→ What you need to do:
Go through the records underneath and write each one out again exactly.

== Dataset excerpts ==

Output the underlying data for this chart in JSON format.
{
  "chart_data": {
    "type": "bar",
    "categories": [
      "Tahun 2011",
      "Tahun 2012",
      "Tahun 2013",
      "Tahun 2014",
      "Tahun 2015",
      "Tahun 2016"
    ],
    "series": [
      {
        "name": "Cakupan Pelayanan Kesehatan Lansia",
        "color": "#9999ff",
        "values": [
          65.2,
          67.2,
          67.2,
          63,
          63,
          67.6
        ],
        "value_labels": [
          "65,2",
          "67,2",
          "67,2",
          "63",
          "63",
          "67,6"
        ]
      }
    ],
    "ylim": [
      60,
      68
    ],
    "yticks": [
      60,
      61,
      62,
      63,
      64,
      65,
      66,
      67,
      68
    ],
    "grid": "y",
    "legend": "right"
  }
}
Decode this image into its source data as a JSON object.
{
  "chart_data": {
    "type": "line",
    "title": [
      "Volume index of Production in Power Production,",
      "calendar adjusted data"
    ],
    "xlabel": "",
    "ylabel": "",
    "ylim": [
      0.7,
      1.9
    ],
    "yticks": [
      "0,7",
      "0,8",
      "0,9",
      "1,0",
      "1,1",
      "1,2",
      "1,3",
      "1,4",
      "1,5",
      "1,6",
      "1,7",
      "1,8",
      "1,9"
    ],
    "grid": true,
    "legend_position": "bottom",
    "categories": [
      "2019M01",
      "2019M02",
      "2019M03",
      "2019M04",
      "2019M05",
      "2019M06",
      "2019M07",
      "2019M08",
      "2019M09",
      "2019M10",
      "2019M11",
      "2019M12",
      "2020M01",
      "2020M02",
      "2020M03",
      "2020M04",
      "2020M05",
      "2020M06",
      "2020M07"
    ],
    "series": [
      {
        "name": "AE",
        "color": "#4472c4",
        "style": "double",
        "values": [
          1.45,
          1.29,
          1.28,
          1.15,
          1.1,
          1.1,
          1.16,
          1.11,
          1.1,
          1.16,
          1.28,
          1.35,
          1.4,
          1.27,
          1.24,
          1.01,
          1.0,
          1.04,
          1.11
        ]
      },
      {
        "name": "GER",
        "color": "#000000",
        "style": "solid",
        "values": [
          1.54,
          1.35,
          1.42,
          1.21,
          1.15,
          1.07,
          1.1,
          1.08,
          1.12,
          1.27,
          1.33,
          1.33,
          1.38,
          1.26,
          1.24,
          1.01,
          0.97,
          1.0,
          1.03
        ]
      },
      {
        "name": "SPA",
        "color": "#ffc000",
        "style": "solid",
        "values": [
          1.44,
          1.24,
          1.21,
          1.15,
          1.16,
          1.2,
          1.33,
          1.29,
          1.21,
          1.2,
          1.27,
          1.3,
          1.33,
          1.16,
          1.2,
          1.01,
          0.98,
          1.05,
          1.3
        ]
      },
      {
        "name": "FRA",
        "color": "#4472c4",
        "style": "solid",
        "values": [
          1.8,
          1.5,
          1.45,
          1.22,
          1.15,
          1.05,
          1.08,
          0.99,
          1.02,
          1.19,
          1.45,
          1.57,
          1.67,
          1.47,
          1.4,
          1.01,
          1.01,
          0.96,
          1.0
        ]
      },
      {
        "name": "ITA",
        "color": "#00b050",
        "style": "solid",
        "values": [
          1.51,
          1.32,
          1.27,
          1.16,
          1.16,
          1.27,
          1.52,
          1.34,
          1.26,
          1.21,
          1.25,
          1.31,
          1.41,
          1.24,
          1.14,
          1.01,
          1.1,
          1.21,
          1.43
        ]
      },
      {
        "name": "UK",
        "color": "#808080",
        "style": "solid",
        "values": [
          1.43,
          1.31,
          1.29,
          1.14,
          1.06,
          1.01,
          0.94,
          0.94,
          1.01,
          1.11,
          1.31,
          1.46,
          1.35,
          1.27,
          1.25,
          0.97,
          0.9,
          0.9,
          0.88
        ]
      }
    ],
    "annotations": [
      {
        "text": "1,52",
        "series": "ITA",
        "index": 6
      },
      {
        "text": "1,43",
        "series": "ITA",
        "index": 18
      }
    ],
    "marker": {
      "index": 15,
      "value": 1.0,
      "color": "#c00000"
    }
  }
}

===

→ Answer to this exercise:
Output the underlying data for this chart in JSON format.
{
  "chart_data": {
    "type": "bar",
    "categories": [
      "Tahun 2011",
      "Tahun 2012",
      "Tahun 2013",
      "Tahun 2014",
      "Tahun 2015",
      "Tahun 2016"
    ],
    "series": [
      {
        "name": "Cakupan Pelayanan Kesehatan Lansia",
        "color": "#9999ff",
        "values": [
          65.2,
          67.2,
          67.2,
          63,
          63,
          67.6
        ],
        "value_labels": [
          "65,2",
          "67,2",
          "67,2",
          "63",
          "63",
          "67,6"
        ]
      }
    ],
    "ylim": [
      60,
      68
    ],
    "yticks": [
      60,
      61,
      62,
      63,
      64,
      65,
      66,
      67,
      68
    ],
    "grid": "y",
    "legend": "right"
  }
}
Decode this image into its source data as a JSON object.
{
  "chart_data": {
    "type": "line",
    "title": [
      "Volume index of Production in Power Production,",
      "calendar adjusted data"
    ],
    "xlabel": "",
    "ylabel": "",
    "ylim": [
      0.7,
      1.9
    ],
    "yticks": [
      "0,7",
      "0,8",
      "0,9",
      "1,0",
      "1,1",
      "1,2",
      "1,3",
      "1,4",
      "1,5",
      "1,6",
      "1,7",
      "1,8",
      "1,9"
    ],
    "grid": true,
    "legend_position": "bottom",
    "categories": [
      "2019M01",
      "2019M02",
      "2019M03",
      "2019M04",
      "2019M05",
      "2019M06",
      "2019M07",
      "2019M08",
      "2019M09",
      "2019M10",
      "2019M11",
      "2019M12",
      "2020M01",
      "2020M02",
      "2020M03",
      "2020M04",
      "2020M05",
      "2020M06",
      "2020M07"
    ],
    "series": [
      {
        "name": "AE",
        "color": "#4472c4",
        "style": "double",
        "values": [
          1.45,
          1.29,
          1.28,
          1.15,
          1.1,
          1.1,
          1.16,
          1.11,
          1.1,
          1.16,
          1.28,
          1.35,
          1.4,
          1.27,
          1.24,
          1.01,
          1.0,
          1.04,
          1.11
        ]
      },
      {
        "name": "GER",
        "color": "#000000",
        "style": "solid",
        "values": [
          1.54,
          1.35,
          1.42,
          1.21,
          1.15,
          1.07,
          1.1,
          1.08,
          1.12,
          1.27,
          1.33,
          1.33,
          1.38,
          1.26,
          1.24,
          1.01,
          0.97,
          1.0,
          1.03
        ]
      },
      {
        "name": "SPA",
        "color": "#ffc000",
        "style": "solid",
        "values": [
          1.44,
          1.24,
          1.21,
          1.15,
          1.16,
          1.2,
          1.33,
          1.29,
          1.21,
          1.2,
          1.27,
          1.3,
          1.33,
          1.16,
          1.2,
          1.01,
          0.98,
          1.05,
          1.3
        ]
      },
      {
        "name": "FRA",
        "color": "#4472c4",
        "style": "solid",
        "values": [
          1.8,
          1.5,
          1.45,
          1.22,
          1.15,
          1.05,
          1.08,
          0.99,
          1.02,
          1.19,
          1.45,
          1.57,
          1.67,
          1.47,
          1.4,
          1.01,
          1.01,
          0.96,
          1.0
        ]
      },
      {
        "name": "ITA",
        "color": "#00b050",
        "style": "solid",
        "values": [
          1.51,
          1.32,
          1.27,
          1.16,
          1.16,
          1.27,
          1.52,
          1.34,
          1.26,
          1.21,
          1.25,
          1.31,
          1.41,
          1.24,
          1.14,
          1.01,
          1.1,
          1.21,
          1.43
        ]
      },
      {
        "name": "UK",
        "color": "#808080",
        "style": "solid",
        "values": [
          1.43,
          1.31,
          1.29,
          1.14,
          1.06,
          1.01,
          0.94,
          0.94,
          1.01,
          1.11,
          1.31,
          1.46,
          1.35,
          1.27,
          1.25,
          0.97,
          0.9,
          0.9,
          0.88
        ]
      }
    ],
    "annotations": [
      {
        "text": "1,52",
        "series": "ITA",
        "index": 6
      },
      {
        "text": "1,43",
        "series": "ITA",
        "index": 18
      }
    ],
    "marker": {
      "index": 15,
      "value": 1.0,
      "color": "#c00000"
    }
  }
}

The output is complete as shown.